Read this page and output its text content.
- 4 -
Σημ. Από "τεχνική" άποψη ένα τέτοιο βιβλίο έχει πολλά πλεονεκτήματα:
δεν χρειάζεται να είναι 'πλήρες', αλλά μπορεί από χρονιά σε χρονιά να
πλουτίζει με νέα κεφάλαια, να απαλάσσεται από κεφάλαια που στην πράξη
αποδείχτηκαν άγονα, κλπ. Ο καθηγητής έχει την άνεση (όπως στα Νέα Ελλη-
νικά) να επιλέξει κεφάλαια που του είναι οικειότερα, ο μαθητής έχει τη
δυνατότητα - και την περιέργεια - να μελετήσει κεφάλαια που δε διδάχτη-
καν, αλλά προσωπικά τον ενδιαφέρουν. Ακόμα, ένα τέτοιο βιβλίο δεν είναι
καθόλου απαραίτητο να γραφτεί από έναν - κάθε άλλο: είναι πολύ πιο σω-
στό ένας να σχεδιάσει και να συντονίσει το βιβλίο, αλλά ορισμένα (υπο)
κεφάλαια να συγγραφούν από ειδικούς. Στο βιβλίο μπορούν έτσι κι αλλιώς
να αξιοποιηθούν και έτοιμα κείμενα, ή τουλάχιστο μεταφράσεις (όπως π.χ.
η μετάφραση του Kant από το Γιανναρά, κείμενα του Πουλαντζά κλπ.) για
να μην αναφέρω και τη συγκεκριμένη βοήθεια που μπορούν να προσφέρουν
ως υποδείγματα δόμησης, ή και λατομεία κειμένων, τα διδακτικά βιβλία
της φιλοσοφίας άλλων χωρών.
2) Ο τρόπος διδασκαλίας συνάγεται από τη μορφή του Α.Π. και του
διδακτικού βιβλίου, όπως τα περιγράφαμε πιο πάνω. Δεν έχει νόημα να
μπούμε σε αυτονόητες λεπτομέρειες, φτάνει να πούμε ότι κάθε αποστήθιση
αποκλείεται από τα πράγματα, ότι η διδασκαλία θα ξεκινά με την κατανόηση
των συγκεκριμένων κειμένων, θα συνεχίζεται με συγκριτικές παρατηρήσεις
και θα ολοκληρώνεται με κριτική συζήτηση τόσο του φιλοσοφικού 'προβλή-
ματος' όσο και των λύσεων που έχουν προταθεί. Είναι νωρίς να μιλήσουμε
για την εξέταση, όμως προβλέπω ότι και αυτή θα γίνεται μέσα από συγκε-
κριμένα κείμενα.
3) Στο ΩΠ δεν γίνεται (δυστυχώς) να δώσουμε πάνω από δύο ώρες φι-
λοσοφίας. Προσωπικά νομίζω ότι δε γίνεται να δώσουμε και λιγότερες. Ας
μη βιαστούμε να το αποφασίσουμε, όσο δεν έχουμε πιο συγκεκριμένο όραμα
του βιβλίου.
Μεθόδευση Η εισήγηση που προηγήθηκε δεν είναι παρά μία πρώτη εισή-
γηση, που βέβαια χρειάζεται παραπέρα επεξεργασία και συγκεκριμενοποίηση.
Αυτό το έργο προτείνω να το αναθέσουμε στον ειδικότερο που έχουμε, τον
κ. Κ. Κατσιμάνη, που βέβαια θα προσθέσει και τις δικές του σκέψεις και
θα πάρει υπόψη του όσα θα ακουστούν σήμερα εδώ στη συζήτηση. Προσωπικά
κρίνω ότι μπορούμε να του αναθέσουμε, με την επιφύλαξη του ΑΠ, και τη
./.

-------

Given request =>
Reproduce the material exactly, with every line intact.

Output for this exercise =>
Read this page and output its text content.
- 4 -
Σημ. Από "τεχνική" άποψη ένα τέτοιο βιβλίο έχει πολλά πλεονεκτήματα:
δεν χρειάζεται να είναι 'πλήρες', αλλά μπορεί από χρονιά σε χρονιά να
πλουτίζει με νέα κεφάλαια, να απαλάσσεται από κεφάλαια που στην πράξη
αποδείχτηκαν άγονα, κλπ. Ο καθηγητής έχει την άνεση (όπως στα Νέα Ελλη-
νικά) να επιλέξει κεφάλαια που του είναι οικειότερα, ο μαθητής έχει τη
δυνατότητα - και την περιέργεια - να μελετήσει κεφάλαια που δε διδάχτη-
καν, αλλά προσωπικά τον ενδιαφέρουν. Ακόμα, ένα τέτοιο βιβλίο δεν είναι
καθόλου απαραίτητο να γραφτεί από έναν - κάθε άλλο: είναι πολύ πιο σω-
στό ένας να σχεδιάσει και να συντονίσει το βιβλίο, αλλά ορισμένα (υπο)
κεφάλαια να συγγραφούν από ειδικούς. Στο βιβλίο μπορούν έτσι κι αλλιώς
να αξιοποιηθούν και έτοιμα κείμενα, ή τουλάχιστο μεταφράσεις (όπως π.χ.
η μετάφραση του Kant από το Γιανναρά, κείμενα του Πουλαντζά κλπ.) για
να μην αναφέρω και τη συγκεκριμένη βοήθεια που μπορούν να προσφέρουν
ως υποδείγματα δόμησης, ή και λατομεία κειμένων, τα διδακτικά βιβλία
της φιλοσοφίας άλλων χωρών.
2) Ο τρόπος διδασκαλίας συνάγεται από τη μορφή του Α.Π. και του
διδακτικού βιβλίου, όπως τα περιγράφαμε πιο πάνω. Δεν έχει νόημα να
μπούμε σε αυτονόητες λεπτομέρειες, φτάνει να πούμε ότι κάθε αποστήθιση
αποκλείεται από τα πράγματα, ότι η διδασκαλία θα ξεκινά με την κατανόηση
των συγκεκριμένων κειμένων, θα συνεχίζεται με συγκριτικές παρατηρήσεις
και θα ολοκληρώνεται με κριτική συζήτηση τόσο του φιλοσοφικού 'προβλή-
ματος' όσο και των λύσεων που έχουν προταθεί. Είναι νωρίς να μιλήσουμε
για την εξέταση, όμως προβλέπω ότι και αυτή θα γίνεται μέσα από συγκε-
κριμένα κείμενα.
3) Στο ΩΠ δεν γίνεται (δυστυχώς) να δώσουμε πάνω από δύο ώρες φι-
λοσοφίας. Προσωπικά νομίζω ότι δε γίνεται να δώσουμε και λιγότερες. Ας
μη βιαστούμε να το αποφασίσουμε, όσο δεν έχουμε πιο συγκεκριμένο όραμα
του βιβλίου.
Μεθόδευση Η εισήγηση που προηγήθηκε δεν είναι παρά μία πρώτη εισή-
γηση, που βέβαια χρειάζεται παραπέρα επεξεργασία και συγκεκριμενοποίηση.
Αυτό το έργο προτείνω να το αναθέσουμε στον ειδικότερο που έχουμε, τον
κ. Κ. Κατσιμάνη, που βέβαια θα προσθέσει και τις δικές του σκέψεις και
θα πάρει υπόψη του όσα θα ακουστούν σήμερα εδώ στη συζήτηση. Προσωπικά
κρίνω ότι μπορούμε να του αναθέσουμε, με την επιφύλαξη του ΑΠ, και τη
./.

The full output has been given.